__GOAL__
Extract each line of the records below that contains the word "otra".

>> BEGIN DATA LINES

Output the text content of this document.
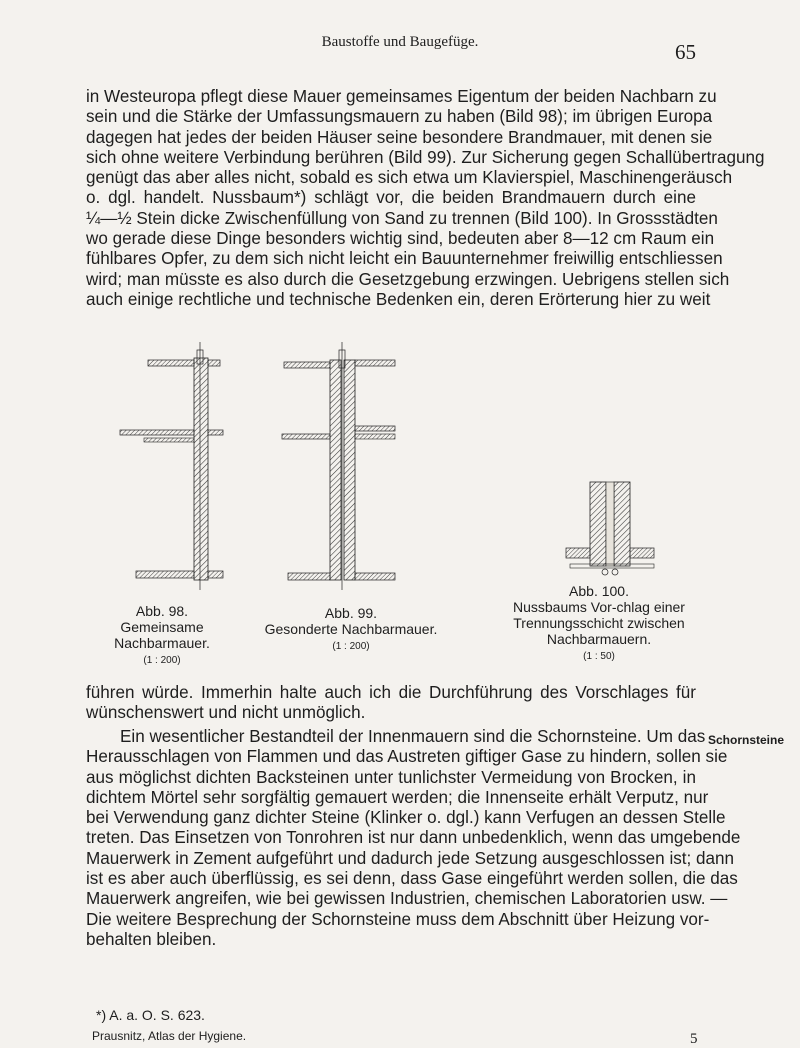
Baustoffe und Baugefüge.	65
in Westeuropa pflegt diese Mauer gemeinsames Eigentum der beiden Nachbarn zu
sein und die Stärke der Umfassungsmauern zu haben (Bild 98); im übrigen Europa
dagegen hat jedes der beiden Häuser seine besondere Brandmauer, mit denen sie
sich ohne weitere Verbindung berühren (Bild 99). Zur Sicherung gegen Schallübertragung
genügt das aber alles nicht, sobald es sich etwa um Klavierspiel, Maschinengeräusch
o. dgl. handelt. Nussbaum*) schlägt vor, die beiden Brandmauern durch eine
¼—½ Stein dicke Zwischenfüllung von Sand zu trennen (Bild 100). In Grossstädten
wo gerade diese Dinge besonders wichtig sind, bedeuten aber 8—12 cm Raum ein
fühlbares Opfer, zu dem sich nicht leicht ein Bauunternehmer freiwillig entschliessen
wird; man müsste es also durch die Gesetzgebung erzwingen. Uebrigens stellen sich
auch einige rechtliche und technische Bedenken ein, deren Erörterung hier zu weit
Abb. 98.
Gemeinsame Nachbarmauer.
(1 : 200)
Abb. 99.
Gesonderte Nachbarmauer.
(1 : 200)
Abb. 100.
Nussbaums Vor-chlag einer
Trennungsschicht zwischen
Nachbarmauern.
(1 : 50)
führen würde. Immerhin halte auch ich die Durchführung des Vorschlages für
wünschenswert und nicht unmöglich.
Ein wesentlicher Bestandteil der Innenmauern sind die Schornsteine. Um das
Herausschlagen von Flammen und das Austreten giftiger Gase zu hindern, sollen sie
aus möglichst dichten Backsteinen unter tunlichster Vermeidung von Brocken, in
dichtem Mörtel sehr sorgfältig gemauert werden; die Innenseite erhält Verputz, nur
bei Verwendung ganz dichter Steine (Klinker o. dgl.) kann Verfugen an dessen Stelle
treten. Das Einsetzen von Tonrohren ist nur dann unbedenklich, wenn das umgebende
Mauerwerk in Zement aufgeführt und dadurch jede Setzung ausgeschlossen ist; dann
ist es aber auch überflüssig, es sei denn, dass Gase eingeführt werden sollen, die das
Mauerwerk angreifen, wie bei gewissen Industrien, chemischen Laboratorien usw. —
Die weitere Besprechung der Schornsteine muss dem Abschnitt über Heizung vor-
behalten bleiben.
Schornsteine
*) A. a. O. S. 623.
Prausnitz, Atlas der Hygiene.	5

>> END DATA LINES
>> BEGIN DATA LINES

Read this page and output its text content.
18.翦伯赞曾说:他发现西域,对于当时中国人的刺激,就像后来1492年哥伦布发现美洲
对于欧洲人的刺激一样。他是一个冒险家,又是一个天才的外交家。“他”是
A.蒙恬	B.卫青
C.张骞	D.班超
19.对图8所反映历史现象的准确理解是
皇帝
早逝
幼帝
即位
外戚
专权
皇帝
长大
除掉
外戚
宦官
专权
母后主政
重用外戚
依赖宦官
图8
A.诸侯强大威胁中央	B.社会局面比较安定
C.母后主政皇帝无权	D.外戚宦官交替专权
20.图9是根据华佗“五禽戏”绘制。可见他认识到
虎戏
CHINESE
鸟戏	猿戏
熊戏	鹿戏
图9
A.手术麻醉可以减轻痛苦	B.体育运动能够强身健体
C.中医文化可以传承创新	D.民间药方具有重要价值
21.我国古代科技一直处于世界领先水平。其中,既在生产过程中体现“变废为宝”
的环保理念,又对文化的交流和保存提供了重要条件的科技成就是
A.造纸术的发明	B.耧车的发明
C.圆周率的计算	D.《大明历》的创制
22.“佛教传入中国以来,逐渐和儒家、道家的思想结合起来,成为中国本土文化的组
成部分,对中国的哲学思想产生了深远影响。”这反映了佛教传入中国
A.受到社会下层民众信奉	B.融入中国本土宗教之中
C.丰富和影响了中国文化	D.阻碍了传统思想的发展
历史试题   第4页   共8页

>> END DATA LINES
>> BEGIN DATA LINES

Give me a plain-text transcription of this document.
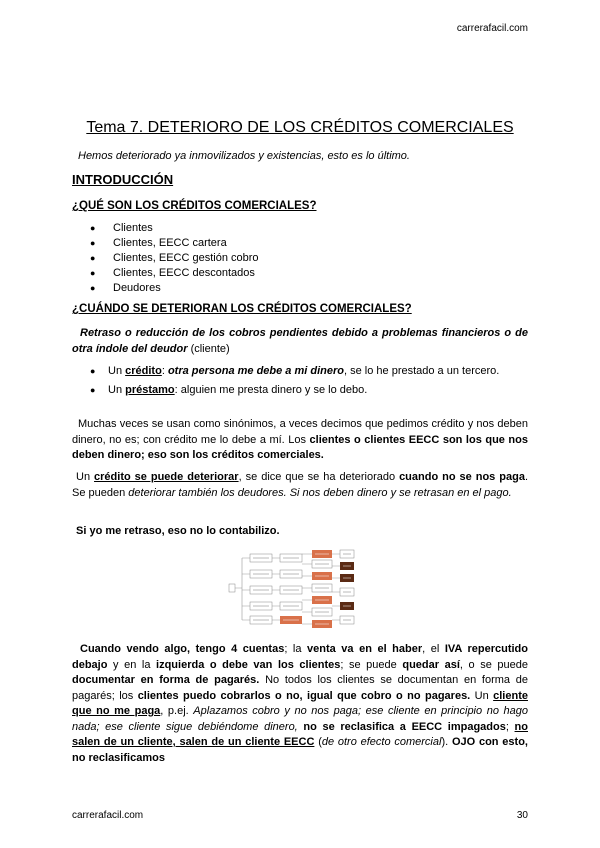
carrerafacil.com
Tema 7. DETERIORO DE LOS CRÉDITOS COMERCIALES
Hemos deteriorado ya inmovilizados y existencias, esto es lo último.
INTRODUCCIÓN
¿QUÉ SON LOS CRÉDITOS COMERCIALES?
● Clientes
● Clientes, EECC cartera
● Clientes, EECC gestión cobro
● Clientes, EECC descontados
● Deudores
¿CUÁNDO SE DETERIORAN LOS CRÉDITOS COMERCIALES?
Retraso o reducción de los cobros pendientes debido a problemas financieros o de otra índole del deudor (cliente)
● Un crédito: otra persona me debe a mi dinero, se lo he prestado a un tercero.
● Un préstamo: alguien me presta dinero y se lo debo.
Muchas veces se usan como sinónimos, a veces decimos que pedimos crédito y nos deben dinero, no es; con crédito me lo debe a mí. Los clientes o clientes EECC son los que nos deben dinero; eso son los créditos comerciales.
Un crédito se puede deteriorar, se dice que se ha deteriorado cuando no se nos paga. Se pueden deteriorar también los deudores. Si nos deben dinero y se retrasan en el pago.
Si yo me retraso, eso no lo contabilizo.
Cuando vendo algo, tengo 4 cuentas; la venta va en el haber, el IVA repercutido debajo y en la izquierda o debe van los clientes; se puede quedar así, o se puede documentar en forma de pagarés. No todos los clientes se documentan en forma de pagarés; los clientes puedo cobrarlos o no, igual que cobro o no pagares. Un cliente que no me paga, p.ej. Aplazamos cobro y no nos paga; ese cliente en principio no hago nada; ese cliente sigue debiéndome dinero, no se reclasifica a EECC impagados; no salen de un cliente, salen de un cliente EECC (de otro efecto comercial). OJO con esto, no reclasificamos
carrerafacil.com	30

>> END DATA LINES

__RESULT OF THIS EXERCISE__
Retraso o reducción de los cobros pendientes debido a problemas financieros o de otra índole del deudor (cliente)
● Un crédito: otra persona me debe a mi dinero, se lo he prestado a un tercero.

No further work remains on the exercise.